>> Begin
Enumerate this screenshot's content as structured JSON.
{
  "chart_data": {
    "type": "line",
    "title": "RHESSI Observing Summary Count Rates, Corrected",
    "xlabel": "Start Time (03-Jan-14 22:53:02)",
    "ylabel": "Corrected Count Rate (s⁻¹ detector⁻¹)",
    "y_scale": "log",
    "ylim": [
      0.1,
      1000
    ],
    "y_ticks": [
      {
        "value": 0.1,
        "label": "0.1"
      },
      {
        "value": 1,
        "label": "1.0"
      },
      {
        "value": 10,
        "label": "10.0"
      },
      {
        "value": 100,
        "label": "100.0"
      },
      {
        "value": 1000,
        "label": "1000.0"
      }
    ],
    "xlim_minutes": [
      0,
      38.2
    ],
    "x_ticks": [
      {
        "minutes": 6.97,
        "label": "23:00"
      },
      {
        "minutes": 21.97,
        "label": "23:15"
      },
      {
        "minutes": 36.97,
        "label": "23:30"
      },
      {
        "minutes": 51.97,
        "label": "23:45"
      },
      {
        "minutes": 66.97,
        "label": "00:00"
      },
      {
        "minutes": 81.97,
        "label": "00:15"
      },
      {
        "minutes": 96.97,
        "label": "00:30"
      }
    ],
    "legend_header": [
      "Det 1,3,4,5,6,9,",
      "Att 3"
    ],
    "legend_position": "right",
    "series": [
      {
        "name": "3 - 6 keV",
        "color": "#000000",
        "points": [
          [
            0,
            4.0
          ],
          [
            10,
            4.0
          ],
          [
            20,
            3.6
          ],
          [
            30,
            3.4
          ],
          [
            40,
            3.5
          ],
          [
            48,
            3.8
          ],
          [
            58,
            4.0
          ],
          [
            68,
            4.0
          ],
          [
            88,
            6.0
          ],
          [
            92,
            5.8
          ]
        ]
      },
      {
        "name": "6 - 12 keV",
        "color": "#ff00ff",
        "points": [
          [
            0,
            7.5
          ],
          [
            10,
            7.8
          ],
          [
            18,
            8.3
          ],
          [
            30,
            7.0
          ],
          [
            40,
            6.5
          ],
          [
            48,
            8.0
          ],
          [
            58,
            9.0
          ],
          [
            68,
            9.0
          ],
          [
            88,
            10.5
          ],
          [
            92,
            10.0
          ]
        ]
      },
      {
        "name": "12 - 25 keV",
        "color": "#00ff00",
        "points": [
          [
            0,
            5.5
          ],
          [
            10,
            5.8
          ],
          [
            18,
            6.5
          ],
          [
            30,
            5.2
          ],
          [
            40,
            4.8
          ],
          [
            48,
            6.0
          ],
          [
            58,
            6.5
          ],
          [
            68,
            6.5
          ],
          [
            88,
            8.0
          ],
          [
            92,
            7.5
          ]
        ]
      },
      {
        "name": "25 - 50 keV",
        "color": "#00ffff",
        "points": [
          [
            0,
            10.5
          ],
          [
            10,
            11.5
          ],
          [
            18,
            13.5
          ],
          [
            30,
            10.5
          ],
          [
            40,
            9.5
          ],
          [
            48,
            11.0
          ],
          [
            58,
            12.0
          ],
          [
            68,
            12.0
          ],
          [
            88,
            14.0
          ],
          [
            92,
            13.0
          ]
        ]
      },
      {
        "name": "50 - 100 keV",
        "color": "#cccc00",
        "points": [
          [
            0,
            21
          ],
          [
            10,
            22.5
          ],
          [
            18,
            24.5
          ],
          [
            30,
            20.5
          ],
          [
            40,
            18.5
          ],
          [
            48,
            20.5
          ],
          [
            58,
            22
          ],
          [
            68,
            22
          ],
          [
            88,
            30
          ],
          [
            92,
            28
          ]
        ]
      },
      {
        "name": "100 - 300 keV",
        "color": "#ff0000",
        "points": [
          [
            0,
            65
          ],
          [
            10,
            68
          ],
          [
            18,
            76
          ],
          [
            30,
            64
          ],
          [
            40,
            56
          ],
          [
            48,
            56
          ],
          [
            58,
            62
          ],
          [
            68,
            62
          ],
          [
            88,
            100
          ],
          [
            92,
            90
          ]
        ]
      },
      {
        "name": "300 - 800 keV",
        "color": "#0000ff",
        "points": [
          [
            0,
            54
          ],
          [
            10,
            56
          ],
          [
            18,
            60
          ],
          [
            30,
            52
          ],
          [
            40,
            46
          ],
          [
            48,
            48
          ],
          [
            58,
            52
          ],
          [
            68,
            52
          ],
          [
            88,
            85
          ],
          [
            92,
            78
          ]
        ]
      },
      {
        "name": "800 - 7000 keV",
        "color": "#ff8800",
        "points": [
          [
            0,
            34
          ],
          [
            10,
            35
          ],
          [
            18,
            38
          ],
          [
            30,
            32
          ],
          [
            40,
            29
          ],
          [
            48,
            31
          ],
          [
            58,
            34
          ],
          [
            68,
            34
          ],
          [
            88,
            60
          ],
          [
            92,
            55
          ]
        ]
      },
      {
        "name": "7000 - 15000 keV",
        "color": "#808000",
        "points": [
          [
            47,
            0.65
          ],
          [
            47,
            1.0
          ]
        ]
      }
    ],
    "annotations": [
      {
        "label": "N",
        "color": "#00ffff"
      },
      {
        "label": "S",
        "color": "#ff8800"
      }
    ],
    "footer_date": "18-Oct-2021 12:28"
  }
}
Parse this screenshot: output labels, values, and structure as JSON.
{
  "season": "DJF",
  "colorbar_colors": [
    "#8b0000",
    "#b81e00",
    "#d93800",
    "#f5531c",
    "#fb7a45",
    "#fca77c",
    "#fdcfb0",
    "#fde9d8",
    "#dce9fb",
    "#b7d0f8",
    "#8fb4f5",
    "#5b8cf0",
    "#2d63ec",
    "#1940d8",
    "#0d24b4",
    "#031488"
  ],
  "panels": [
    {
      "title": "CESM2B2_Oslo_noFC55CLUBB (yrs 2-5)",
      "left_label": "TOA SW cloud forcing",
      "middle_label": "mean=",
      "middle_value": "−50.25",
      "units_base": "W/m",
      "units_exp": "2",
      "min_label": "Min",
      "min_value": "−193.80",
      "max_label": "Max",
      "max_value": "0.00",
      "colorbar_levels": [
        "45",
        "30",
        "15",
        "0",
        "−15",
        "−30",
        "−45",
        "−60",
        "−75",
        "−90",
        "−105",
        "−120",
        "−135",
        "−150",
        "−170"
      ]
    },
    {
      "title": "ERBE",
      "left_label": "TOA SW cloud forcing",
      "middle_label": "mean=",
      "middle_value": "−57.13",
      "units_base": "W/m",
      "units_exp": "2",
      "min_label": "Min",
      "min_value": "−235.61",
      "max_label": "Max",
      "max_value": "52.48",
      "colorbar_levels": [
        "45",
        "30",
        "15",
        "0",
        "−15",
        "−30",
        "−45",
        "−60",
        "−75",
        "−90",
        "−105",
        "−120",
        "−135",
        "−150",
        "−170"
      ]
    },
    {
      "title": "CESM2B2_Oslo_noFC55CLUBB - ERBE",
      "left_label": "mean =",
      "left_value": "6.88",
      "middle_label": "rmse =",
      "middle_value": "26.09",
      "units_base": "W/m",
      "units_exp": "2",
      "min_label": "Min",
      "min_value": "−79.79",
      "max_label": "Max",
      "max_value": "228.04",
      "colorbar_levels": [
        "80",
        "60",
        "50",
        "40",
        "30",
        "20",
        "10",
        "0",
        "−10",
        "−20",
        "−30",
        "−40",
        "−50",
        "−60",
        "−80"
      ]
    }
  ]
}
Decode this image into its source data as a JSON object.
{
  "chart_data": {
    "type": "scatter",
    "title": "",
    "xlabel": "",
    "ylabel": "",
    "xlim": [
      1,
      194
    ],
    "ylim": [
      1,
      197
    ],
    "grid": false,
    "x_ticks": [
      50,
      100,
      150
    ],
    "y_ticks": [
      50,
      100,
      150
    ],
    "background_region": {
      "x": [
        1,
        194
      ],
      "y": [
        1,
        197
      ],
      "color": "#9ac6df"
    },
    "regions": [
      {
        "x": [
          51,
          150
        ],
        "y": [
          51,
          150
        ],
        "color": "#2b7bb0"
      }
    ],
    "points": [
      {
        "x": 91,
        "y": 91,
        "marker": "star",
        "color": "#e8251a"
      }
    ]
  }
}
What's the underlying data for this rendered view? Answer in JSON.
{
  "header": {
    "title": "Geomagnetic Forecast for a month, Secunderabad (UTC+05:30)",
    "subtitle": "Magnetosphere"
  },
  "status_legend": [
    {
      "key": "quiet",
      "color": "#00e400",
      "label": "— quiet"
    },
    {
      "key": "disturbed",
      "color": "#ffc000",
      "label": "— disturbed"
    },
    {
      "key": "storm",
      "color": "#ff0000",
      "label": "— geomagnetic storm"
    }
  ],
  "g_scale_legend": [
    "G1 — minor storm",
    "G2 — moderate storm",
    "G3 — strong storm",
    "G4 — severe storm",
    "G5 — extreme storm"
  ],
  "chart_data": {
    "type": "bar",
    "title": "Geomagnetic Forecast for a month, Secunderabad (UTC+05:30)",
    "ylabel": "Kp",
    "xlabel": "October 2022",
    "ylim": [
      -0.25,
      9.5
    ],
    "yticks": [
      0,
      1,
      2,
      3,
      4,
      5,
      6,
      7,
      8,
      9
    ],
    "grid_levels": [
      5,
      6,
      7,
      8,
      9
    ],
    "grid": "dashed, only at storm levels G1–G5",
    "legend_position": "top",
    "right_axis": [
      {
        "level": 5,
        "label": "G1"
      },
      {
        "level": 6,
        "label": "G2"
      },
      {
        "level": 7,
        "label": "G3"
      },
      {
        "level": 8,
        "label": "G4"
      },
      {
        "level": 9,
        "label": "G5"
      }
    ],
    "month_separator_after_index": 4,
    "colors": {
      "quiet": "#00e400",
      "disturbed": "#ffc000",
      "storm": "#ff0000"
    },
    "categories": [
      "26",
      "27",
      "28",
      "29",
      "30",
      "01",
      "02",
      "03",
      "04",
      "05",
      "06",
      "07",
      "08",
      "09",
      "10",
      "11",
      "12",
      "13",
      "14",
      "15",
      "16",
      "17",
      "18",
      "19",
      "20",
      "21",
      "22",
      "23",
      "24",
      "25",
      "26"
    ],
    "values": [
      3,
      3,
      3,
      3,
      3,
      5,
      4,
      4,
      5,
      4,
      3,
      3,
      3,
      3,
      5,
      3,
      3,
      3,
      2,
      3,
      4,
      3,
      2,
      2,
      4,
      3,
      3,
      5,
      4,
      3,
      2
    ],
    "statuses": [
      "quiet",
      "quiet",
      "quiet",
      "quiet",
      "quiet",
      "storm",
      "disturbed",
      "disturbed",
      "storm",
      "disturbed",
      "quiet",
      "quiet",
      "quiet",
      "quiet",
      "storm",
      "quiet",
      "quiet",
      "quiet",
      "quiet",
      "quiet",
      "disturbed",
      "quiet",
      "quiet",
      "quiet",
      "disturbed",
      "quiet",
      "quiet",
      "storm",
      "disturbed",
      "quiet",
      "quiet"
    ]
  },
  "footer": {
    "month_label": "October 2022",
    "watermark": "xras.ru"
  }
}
>> End
### To be done
Go through the listing above and locate each line that holds the word "this". Copy those lines.

### Reply to the task
Enumerate this screenshot's content as structured JSON.
Parse this screenshot: output labels, values, and structure as JSON.
Decode this image into its source data as a JSON object.
What's the underlying data for this rendered view? Answer in JSON.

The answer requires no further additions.